#### PROVIDED RECORDS ####

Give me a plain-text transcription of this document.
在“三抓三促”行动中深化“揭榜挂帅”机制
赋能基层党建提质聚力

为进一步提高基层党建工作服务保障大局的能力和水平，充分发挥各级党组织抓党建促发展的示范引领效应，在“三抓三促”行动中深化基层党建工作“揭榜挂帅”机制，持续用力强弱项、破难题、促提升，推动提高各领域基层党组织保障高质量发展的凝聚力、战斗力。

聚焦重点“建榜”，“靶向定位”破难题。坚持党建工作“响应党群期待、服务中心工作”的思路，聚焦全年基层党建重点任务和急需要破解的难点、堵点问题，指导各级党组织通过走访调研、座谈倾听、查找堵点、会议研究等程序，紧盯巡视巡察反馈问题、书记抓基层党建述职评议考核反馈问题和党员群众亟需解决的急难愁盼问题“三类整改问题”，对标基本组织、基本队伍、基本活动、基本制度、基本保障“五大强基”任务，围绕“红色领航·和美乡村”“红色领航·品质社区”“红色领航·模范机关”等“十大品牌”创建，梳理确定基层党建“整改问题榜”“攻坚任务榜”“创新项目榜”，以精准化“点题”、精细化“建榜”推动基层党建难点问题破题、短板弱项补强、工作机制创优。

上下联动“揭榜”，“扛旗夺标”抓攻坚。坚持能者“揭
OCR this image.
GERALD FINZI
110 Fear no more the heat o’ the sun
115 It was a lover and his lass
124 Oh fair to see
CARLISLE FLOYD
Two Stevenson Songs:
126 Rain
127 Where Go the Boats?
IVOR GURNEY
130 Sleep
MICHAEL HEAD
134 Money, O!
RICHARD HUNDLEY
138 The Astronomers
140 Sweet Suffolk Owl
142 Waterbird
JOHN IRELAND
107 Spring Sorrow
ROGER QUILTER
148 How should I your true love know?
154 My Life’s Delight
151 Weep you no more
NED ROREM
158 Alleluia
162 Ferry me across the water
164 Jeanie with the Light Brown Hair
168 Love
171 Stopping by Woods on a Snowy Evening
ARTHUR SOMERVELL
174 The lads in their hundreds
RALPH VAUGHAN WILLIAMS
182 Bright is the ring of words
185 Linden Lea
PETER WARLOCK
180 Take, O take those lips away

####

§ **OBJECTIVE**
Above are some records; repeat all of them exactly.

§ **IN RESPONSE**
Give me a plain-text transcription of this document.
在“三抓三促”行动中深化“揭榜挂帅”机制
赋能基层党建提质聚力

为进一步提高基层党建工作服务保障大局的能力和水平，充分发挥各级党组织抓党建促发展的示范引领效应，在“三抓三促”行动中深化基层党建工作“揭榜挂帅”机制，持续用力强弱项、破难题、促提升，推动提高各领域基层党组织保障高质量发展的凝聚力、战斗力。

聚焦重点“建榜”，“靶向定位”破难题。坚持党建工作“响应党群期待、服务中心工作”的思路，聚焦全年基层党建重点任务和急需要破解的难点、堵点问题，指导各级党组织通过走访调研、座谈倾听、查找堵点、会议研究等程序，紧盯巡视巡察反馈问题、书记抓基层党建述职评议考核反馈问题和党员群众亟需解决的急难愁盼问题“三类整改问题”，对标基本组织、基本队伍、基本活动、基本制度、基本保障“五大强基”任务，围绕“红色领航·和美乡村”“红色领航·品质社区”“红色领航·模范机关”等“十大品牌”创建，梳理确定基层党建“整改问题榜”“攻坚任务榜”“创新项目榜”，以精准化“点题”、精细化“建榜”推动基层党建难点问题破题、短板弱项补强、工作机制创优。

上下联动“揭榜”，“扛旗夺标”抓攻坚。坚持能者“揭
OCR this image.
GERALD FINZI
110 Fear no more the heat o’ the sun
115 It was a lover and his lass
124 Oh fair to see
CARLISLE FLOYD
Two Stevenson Songs:
126 Rain
127 Where Go the Boats?
IVOR GURNEY
130 Sleep
MICHAEL HEAD
134 Money, O!
RICHARD HUNDLEY
138 The Astronomers
140 Sweet Suffolk Owl
142 Waterbird
JOHN IRELAND
107 Spring Sorrow
ROGER QUILTER
148 How should I your true love know?
154 My Life’s Delight
151 Weep you no more
NED ROREM
158 Alleluia
162 Ferry me across the water
164 Jeanie with the Light Brown Hair
168 Love
171 Stopping by Woods on a Snowy Evening
ARTHUR SOMERVELL
174 The lads in their hundreds
RALPH VAUGHAN WILLIAMS
182 Bright is the ring of words
185 Linden Lea
PETER WARLOCK
180 Take, O take those lips away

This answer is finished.